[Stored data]
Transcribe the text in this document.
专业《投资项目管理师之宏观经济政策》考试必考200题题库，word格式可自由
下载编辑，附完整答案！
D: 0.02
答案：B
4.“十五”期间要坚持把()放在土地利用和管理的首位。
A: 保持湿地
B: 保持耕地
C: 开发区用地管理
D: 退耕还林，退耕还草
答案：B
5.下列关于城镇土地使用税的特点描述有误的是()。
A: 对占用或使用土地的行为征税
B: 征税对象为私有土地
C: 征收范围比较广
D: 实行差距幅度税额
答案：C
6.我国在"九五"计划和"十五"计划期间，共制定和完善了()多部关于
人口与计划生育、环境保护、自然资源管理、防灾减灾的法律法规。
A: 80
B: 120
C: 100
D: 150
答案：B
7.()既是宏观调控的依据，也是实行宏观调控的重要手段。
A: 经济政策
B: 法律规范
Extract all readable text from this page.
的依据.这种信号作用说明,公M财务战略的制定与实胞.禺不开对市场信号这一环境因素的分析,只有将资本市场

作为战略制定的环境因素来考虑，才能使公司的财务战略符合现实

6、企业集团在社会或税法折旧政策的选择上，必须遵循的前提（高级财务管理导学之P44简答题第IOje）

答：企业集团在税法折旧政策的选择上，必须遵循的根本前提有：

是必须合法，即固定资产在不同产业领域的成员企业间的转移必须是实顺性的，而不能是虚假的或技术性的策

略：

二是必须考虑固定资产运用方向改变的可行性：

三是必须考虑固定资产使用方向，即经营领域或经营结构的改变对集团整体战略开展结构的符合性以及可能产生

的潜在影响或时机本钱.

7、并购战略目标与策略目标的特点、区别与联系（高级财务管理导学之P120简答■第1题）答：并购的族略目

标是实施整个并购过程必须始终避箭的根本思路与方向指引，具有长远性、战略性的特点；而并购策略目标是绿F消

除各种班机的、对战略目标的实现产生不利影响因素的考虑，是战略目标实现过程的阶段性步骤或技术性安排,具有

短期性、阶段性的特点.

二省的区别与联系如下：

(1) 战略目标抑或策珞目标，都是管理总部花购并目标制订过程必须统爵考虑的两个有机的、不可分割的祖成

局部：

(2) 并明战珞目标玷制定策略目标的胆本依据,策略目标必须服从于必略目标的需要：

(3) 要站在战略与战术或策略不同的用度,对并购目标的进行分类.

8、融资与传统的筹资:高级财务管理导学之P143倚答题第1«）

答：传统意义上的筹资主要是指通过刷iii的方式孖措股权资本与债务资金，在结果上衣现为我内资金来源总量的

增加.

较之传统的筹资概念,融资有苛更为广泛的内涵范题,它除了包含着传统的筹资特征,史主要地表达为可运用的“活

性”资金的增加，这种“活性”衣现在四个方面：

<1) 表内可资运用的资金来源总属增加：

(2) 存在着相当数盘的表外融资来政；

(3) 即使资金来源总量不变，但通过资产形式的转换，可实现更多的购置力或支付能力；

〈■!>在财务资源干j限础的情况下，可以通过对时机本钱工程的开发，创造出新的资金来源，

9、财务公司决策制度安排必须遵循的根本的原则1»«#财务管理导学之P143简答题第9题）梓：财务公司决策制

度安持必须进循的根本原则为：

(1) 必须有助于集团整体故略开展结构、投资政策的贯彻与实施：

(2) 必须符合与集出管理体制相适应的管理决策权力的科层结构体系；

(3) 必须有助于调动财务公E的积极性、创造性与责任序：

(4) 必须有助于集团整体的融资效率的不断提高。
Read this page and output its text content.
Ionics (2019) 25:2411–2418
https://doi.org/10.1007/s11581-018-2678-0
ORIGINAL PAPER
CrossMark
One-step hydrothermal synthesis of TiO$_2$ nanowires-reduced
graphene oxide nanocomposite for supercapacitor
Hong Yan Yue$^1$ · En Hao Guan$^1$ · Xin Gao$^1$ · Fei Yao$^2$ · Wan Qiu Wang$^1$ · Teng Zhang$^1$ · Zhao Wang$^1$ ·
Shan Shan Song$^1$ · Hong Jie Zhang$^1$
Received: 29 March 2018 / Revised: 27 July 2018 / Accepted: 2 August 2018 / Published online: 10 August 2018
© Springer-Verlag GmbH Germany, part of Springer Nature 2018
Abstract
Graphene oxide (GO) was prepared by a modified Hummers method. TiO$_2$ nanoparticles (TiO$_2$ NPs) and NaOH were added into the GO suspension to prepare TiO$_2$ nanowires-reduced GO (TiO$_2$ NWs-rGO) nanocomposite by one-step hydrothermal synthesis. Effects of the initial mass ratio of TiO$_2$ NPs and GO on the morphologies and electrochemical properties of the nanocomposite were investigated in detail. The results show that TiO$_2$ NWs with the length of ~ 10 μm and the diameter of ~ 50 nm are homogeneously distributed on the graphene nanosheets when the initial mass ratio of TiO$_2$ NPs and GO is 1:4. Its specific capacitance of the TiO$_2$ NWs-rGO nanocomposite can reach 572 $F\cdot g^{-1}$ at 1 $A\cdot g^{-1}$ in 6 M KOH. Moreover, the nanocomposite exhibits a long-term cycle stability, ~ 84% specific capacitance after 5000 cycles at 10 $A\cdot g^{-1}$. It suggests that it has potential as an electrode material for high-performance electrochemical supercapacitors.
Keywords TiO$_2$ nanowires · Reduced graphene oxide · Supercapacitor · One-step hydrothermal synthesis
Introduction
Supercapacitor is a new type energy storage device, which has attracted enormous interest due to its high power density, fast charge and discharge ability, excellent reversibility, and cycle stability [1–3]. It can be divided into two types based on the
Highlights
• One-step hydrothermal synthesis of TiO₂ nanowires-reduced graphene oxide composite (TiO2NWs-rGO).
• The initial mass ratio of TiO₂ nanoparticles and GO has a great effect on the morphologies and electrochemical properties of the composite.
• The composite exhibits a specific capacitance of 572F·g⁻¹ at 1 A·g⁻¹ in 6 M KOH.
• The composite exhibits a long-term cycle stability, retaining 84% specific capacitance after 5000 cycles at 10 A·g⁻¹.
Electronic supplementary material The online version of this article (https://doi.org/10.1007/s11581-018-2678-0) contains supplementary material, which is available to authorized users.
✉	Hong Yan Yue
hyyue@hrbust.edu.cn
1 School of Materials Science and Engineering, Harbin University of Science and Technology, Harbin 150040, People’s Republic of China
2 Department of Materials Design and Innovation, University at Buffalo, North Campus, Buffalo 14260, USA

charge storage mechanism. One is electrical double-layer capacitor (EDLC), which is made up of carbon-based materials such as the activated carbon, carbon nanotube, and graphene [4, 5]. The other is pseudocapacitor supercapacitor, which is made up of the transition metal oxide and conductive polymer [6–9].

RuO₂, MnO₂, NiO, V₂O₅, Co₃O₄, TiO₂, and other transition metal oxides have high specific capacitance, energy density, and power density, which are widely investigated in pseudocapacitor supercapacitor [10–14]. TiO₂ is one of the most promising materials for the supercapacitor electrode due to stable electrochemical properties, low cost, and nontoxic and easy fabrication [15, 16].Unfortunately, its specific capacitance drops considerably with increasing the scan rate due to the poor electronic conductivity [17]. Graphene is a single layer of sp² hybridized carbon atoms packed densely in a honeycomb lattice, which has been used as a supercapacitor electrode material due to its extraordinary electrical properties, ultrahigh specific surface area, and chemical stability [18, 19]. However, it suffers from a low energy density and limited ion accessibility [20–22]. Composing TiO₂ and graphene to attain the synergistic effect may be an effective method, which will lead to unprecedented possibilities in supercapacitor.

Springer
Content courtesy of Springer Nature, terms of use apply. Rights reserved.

Given problem: Set down the listing above in full, please, exactly as it appears.

Task output:
Transcribe the text in this document.
专业《投资项目管理师之宏观经济政策》考试必考200题题库，word格式可自由
下载编辑，附完整答案！
D: 0.02
答案：B
4.“十五”期间要坚持把()放在土地利用和管理的首位。
A: 保持湿地
B: 保持耕地
C: 开发区用地管理
D: 退耕还林，退耕还草
答案：B
5.下列关于城镇土地使用税的特点描述有误的是()。
A: 对占用或使用土地的行为征税
B: 征税对象为私有土地
C: 征收范围比较广
D: 实行差距幅度税额
答案：C
6.我国在"九五"计划和"十五"计划期间，共制定和完善了()多部关于
人口与计划生育、环境保护、自然资源管理、防灾减灾的法律法规。
A: 80
B: 120
C: 100
D: 150
答案：B
7.()既是宏观调控的依据，也是实行宏观调控的重要手段。
A: 经济政策
B: 法律规范
Extract all readable text from this page.
的依据.这种信号作用说明,公M财务战略的制定与实胞.禺不开对市场信号这一环境因素的分析,只有将资本市场

作为战略制定的环境因素来考虑，才能使公司的财务战略符合现实

6、企业集团在社会或税法折旧政策的选择上，必须遵循的前提（高级财务管理导学之P44简答题第IOje）

答：企业集团在税法折旧政策的选择上，必须遵循的根本前提有：

是必须合法，即固定资产在不同产业领域的成员企业间的转移必须是实顺性的，而不能是虚假的或技术性的策

略：

二是必须考虑固定资产运用方向改变的可行性：

三是必须考虑固定资产使用方向，即经营领域或经营结构的改变对集团整体战略开展结构的符合性以及可能产生

的潜在影响或时机本钱.

7、并购战略目标与策略目标的特点、区别与联系（高级财务管理导学之P120简答■第1题）答：并购的族略目

标是实施整个并购过程必须始终避箭的根本思路与方向指引，具有长远性、战略性的特点；而并购策略目标是绿F消

除各种班机的、对战略目标的实现产生不利影响因素的考虑，是战略目标实现过程的阶段性步骤或技术性安排,具有

短期性、阶段性的特点.

二省的区别与联系如下：

(1) 战略目标抑或策珞目标，都是管理总部花购并目标制订过程必须统爵考虑的两个有机的、不可分割的祖成

局部：

(2) 并明战珞目标玷制定策略目标的胆本依据,策略目标必须服从于必略目标的需要：

(3) 要站在战略与战术或策略不同的用度,对并购目标的进行分类.

8、融资与传统的筹资:高级财务管理导学之P143倚答题第1«）

答：传统意义上的筹资主要是指通过刷iii的方式孖措股权资本与债务资金，在结果上衣现为我内资金来源总量的

增加.

较之传统的筹资概念,融资有苛更为广泛的内涵范题,它除了包含着传统的筹资特征,史主要地表达为可运用的“活

性”资金的增加，这种“活性”衣现在四个方面：

<1) 表内可资运用的资金来源总属增加：

(2) 存在着相当数盘的表外融资来政；

(3) 即使资金来源总量不变，但通过资产形式的转换，可实现更多的购置力或支付能力；

〈■!>在财务资源干j限础的情况下，可以通过对时机本钱工程的开发，创造出新的资金来源，

9、财务公司决策制度安排必须遵循的根本的原则1»«#财务管理导学之P143简答题第9题）梓：财务公司决策制

度安持必须进循的根本原则为：

(1) 必须有助于集团整体故略开展结构、投资政策的贯彻与实施：

(2) 必须符合与集出管理体制相适应的管理决策权力的科层结构体系；

(3) 必须有助于调动财务公E的积极性、创造性与责任序：

(4) 必须有助于集团整体的融资效率的不断提高。
Read this page and output its text content.
Ionics (2019) 25:2411–2418
https://doi.org/10.1007/s11581-018-2678-0
ORIGINAL PAPER
CrossMark
One-step hydrothermal synthesis of TiO$_2$ nanowires-reduced
graphene oxide nanocomposite for supercapacitor
Hong Yan Yue$^1$ · En Hao Guan$^1$ · Xin Gao$^1$ · Fei Yao$^2$ · Wan Qiu Wang$^1$ · Teng Zhang$^1$ · Zhao Wang$^1$ ·
Shan Shan Song$^1$ · Hong Jie Zhang$^1$
Received: 29 March 2018 / Revised: 27 July 2018 / Accepted: 2 August 2018 / Published online: 10 August 2018
© Springer-Verlag GmbH Germany, part of Springer Nature 2018
Abstract
Graphene oxide (GO) was prepared by a modified Hummers method. TiO$_2$ nanoparticles (TiO$_2$ NPs) and NaOH were added into the GO suspension to prepare TiO$_2$ nanowires-reduced GO (TiO$_2$ NWs-rGO) nanocomposite by one-step hydrothermal synthesis. Effects of the initial mass ratio of TiO$_2$ NPs and GO on the morphologies and electrochemical properties of the nanocomposite were investigated in detail. The results show that TiO$_2$ NWs with the length of ~ 10 μm and the diameter of ~ 50 nm are homogeneously distributed on the graphene nanosheets when the initial mass ratio of TiO$_2$ NPs and GO is 1:4. Its specific capacitance of the TiO$_2$ NWs-rGO nanocomposite can reach 572 $F\cdot g^{-1}$ at 1 $A\cdot g^{-1}$ in 6 M KOH. Moreover, the nanocomposite exhibits a long-term cycle stability, ~ 84% specific capacitance after 5000 cycles at 10 $A\cdot g^{-1}$. It suggests that it has potential as an electrode material for high-performance electrochemical supercapacitors.
Keywords TiO$_2$ nanowires · Reduced graphene oxide · Supercapacitor · One-step hydrothermal synthesis
Introduction
Supercapacitor is a new type energy storage device, which has attracted enormous interest due to its high power density, fast charge and discharge ability, excellent reversibility, and cycle stability [1–3]. It can be divided into two types based on the
Highlights
• One-step hydrothermal synthesis of TiO₂ nanowires-reduced graphene oxide composite (TiO2NWs-rGO).
• The initial mass ratio of TiO₂ nanoparticles and GO has a great effect on the morphologies and electrochemical properties of the composite.
• The composite exhibits a specific capacitance of 572F·g⁻¹ at 1 A·g⁻¹ in 6 M KOH.
• The composite exhibits a long-term cycle stability, retaining 84% specific capacitance after 5000 cycles at 10 A·g⁻¹.
Electronic supplementary material The online version of this article (https://doi.org/10.1007/s11581-018-2678-0) contains supplementary material, which is available to authorized users.
✉	Hong Yan Yue
hyyue@hrbust.edu.cn
1 School of Materials Science and Engineering, Harbin University of Science and Technology, Harbin 150040, People’s Republic of China
2 Department of Materials Design and Innovation, University at Buffalo, North Campus, Buffalo 14260, USA

charge storage mechanism. One is electrical double-layer capacitor (EDLC), which is made up of carbon-based materials such as the activated carbon, carbon nanotube, and graphene [4, 5]. The other is pseudocapacitor supercapacitor, which is made up of the transition metal oxide and conductive polymer [6–9].

RuO₂, MnO₂, NiO, V₂O₅, Co₃O₄, TiO₂, and other transition metal oxides have high specific capacitance, energy density, and power density, which are widely investigated in pseudocapacitor supercapacitor [10–14]. TiO₂ is one of the most promising materials for the supercapacitor electrode due to stable electrochemical properties, low cost, and nontoxic and easy fabrication [15, 16].Unfortunately, its specific capacitance drops considerably with increasing the scan rate due to the poor electronic conductivity [17]. Graphene is a single layer of sp² hybridized carbon atoms packed densely in a honeycomb lattice, which has been used as a supercapacitor electrode material due to its extraordinary electrical properties, ultrahigh specific surface area, and chemical stability [18, 19]. However, it suffers from a low energy density and limited ion accessibility [20–22]. Composing TiO₂ and graphene to attain the synergistic effect may be an effective method, which will lead to unprecedented possibilities in supercapacitor.

Springer
Content courtesy of Springer Nature, terms of use apply. Rights reserved.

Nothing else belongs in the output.